▼

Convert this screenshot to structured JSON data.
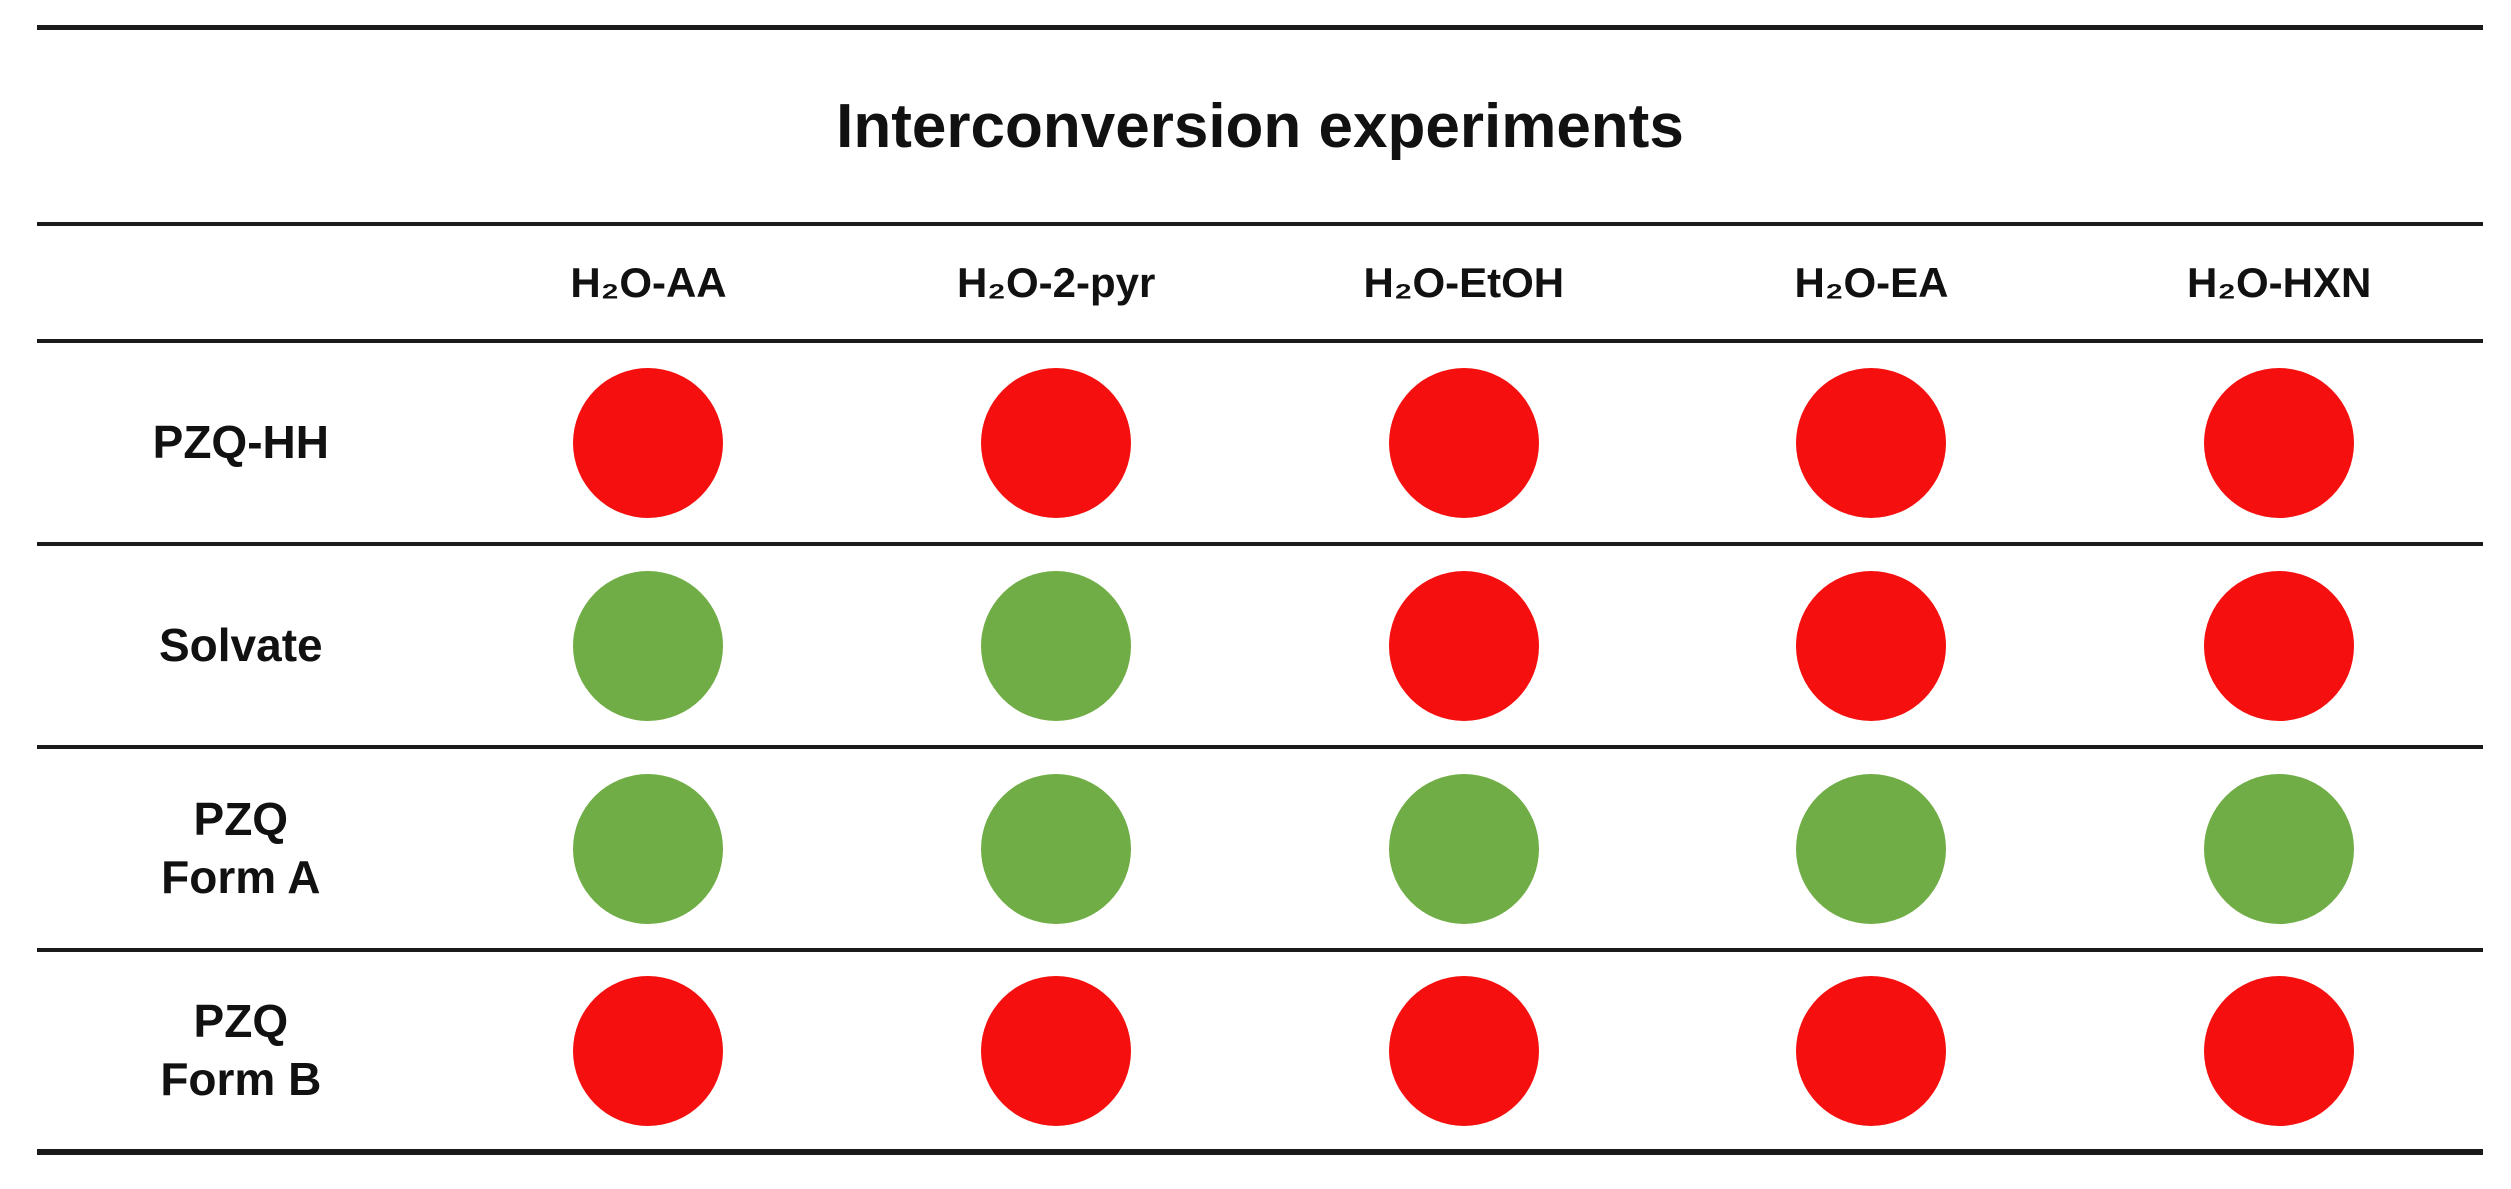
{
  "figure": {
    "title": "Interconversion experiments"
  },
  "table": {
    "corner_label": "",
    "columns": [
      "H₂O-AA",
      "H₂O-2-pyr",
      "H₂O-EtOH",
      "H₂O-EA",
      "H₂O-HXN"
    ],
    "rows": [
      {
        "label": "PZQ-HH",
        "cells": [
          "red",
          "red",
          "red",
          "red",
          "red"
        ]
      },
      {
        "label": "Solvate",
        "cells": [
          "green",
          "green",
          "red",
          "red",
          "red"
        ]
      },
      {
        "label": "PZQ\nForm A",
        "cells": [
          "green",
          "green",
          "green",
          "green",
          "green"
        ]
      },
      {
        "label": "PZQ\nForm B",
        "cells": [
          "red",
          "red",
          "red",
          "red",
          "red"
        ]
      }
    ]
  },
  "colors": {
    "red": "#f50f0f",
    "green": "#70ad47",
    "line": "#1a1a1a"
  },
  "chart_data": {
    "type": "table",
    "title": "Interconversion experiments",
    "columns": [
      "H2O-AA",
      "H2O-2-pyr",
      "H2O-EtOH",
      "H2O-EA",
      "H2O-HXN"
    ],
    "rows": [
      "PZQ-HH",
      "Solvate",
      "PZQ Form A",
      "PZQ Form B"
    ],
    "values": [
      [
        "red",
        "red",
        "red",
        "red",
        "red"
      ],
      [
        "green",
        "green",
        "red",
        "red",
        "red"
      ],
      [
        "green",
        "green",
        "green",
        "green",
        "green"
      ],
      [
        "red",
        "red",
        "red",
        "red",
        "red"
      ]
    ],
    "legend_colors": {
      "red": "#f50f0f",
      "green": "#70ad47"
    },
    "layout": "row labels in first column; one colored dot per cell; horizontal rules only"
  }
}
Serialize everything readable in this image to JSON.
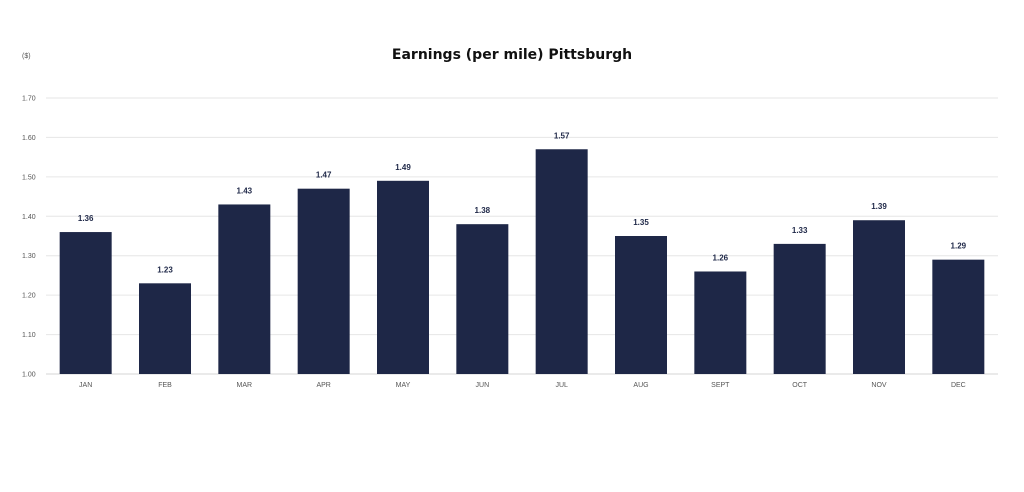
{
  "chart_data": {
    "type": "bar",
    "title": "Earnings (per mile) Pittsburgh",
    "ylabel": "($)",
    "xlabel": "",
    "categories": [
      "JAN",
      "FEB",
      "MAR",
      "APR",
      "MAY",
      "JUN",
      "JUL",
      "AUG",
      "SEPT",
      "OCT",
      "NOV",
      "DEC"
    ],
    "values": [
      1.36,
      1.23,
      1.43,
      1.47,
      1.49,
      1.38,
      1.57,
      1.35,
      1.26,
      1.33,
      1.39,
      1.29
    ],
    "value_labels": [
      "1.36",
      "1.23",
      "1.43",
      "1.47",
      "1.49",
      "1.38",
      "1.57",
      "1.35",
      "1.26",
      "1.33",
      "1.39",
      "1.29"
    ],
    "yticks": [
      1.0,
      1.1,
      1.2,
      1.3,
      1.4,
      1.5,
      1.6,
      1.7
    ],
    "ytick_labels": [
      "1.00",
      "1.10",
      "1.20",
      "1.30",
      "1.40",
      "1.50",
      "1.60",
      "1.70"
    ],
    "ylim": [
      1.0,
      1.7
    ],
    "grid": true,
    "legend": "none",
    "colors": {
      "bar": "#1e2747",
      "label": "#1e2747",
      "grid": "#e6e6e6"
    }
  }
}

▲

Reproduce exactly and only the lines from the line that contains "Serialize everything readable" to the end of the data above, both ends included. No pictures go in the copy.

*Correct answer*:
Serialize everything readable in this image to JSON.
{
  "chart_data": {
    "type": "bar",
    "title": "Earnings (per mile) Pittsburgh",
    "ylabel": "($)",
    "xlabel": "",
    "categories": [
      "JAN",
      "FEB",
      "MAR",
      "APR",
      "MAY",
      "JUN",
      "JUL",
      "AUG",
      "SEPT",
      "OCT",
      "NOV",
      "DEC"
    ],
    "values": [
      1.36,
      1.23,
      1.43,
      1.47,
      1.49,
      1.38,
      1.57,
      1.35,
      1.26,
      1.33,
      1.39,
      1.29
    ],
    "value_labels": [
      "1.36",
      "1.23",
      "1.43",
      "1.47",
      "1.49",
      "1.38",
      "1.57",
      "1.35",
      "1.26",
      "1.33",
      "1.39",
      "1.29"
    ],
    "yticks": [
      1.0,
      1.1,
      1.2,
      1.3,
      1.4,
      1.5,
      1.6,
      1.7
    ],
    "ytick_labels": [
      "1.00",
      "1.10",
      "1.20",
      "1.30",
      "1.40",
      "1.50",
      "1.60",
      "1.70"
    ],
    "ylim": [
      1.0,
      1.7
    ],
    "grid": true,
    "legend": "none",
    "colors": {
      "bar": "#1e2747",
      "label": "#1e2747",
      "grid": "#e6e6e6"
    }
  }
}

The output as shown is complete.